◆ **Stated task**:
Find the word "used" in the data. Return every line where it appears.

◆ **Records for this exercise**:
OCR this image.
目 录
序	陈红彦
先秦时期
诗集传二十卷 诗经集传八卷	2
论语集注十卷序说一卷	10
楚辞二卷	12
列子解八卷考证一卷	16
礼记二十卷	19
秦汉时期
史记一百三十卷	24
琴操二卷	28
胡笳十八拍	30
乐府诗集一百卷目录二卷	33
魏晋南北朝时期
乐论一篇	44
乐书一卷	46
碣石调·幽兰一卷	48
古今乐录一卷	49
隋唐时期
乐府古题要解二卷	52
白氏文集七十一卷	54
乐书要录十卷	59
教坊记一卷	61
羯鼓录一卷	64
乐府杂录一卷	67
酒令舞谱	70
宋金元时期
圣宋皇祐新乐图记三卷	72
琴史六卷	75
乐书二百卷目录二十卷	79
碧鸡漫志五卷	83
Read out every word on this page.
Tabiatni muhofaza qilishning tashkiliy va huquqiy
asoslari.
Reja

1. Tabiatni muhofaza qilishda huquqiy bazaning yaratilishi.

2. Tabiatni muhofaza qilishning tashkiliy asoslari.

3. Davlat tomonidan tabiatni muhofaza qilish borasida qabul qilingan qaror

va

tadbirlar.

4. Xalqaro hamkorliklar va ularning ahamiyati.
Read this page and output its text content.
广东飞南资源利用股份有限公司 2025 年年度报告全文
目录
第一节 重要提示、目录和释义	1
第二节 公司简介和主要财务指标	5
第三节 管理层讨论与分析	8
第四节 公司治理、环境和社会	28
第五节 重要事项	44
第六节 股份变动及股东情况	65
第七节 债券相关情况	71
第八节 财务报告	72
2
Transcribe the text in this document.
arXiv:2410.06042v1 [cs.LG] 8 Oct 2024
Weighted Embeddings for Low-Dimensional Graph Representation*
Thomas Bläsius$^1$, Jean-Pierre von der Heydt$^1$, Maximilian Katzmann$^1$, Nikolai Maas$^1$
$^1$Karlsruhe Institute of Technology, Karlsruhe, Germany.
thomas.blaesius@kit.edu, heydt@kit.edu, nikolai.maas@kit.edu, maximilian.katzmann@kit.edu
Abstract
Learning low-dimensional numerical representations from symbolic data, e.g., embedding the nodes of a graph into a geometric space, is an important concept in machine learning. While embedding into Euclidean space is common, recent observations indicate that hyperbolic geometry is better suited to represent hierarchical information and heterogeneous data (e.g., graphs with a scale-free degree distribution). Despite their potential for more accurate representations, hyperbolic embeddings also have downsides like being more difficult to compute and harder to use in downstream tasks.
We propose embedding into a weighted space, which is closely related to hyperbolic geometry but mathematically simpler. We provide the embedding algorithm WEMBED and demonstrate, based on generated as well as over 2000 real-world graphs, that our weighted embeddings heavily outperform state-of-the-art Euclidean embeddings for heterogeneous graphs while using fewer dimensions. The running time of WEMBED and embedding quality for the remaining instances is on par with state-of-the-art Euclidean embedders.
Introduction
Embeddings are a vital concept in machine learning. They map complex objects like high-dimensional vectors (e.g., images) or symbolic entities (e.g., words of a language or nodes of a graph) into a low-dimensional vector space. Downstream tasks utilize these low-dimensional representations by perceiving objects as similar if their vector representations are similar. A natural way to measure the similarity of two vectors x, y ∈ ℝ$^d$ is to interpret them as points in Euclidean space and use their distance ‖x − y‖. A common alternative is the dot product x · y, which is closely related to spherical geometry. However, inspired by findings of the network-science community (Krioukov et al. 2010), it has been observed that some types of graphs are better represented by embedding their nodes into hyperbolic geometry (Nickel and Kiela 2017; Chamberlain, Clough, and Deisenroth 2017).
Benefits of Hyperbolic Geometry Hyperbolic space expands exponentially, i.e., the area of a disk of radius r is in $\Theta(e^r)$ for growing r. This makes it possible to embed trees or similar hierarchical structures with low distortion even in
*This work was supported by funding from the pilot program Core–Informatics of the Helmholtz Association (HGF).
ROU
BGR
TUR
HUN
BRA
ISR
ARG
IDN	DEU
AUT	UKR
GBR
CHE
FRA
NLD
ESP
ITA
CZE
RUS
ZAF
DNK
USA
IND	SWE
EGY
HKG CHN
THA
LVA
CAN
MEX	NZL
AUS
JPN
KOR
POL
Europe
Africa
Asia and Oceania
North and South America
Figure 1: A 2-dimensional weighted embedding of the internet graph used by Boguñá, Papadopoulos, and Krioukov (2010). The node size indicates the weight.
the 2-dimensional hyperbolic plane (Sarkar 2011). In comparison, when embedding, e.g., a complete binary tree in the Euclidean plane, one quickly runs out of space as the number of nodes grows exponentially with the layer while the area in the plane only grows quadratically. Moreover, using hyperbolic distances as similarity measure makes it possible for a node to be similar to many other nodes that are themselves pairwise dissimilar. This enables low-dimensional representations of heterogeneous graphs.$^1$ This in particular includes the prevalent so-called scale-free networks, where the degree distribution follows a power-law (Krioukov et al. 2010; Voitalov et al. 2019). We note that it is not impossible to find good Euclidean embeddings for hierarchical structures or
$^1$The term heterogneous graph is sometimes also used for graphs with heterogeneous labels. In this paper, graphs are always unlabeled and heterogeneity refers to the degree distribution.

◆ **Written response**:
Figure 1: A 2-dimensional weighted embedding of the internet graph used by Boguñá, Papadopoulos, and Krioukov (2010). The node size indicates the weight.
$^1$The term heterogneous graph is sometimes also used for graphs with heterogeneous labels. In this paper, graphs are always unlabeled and heterogeneity refers to the degree distribution.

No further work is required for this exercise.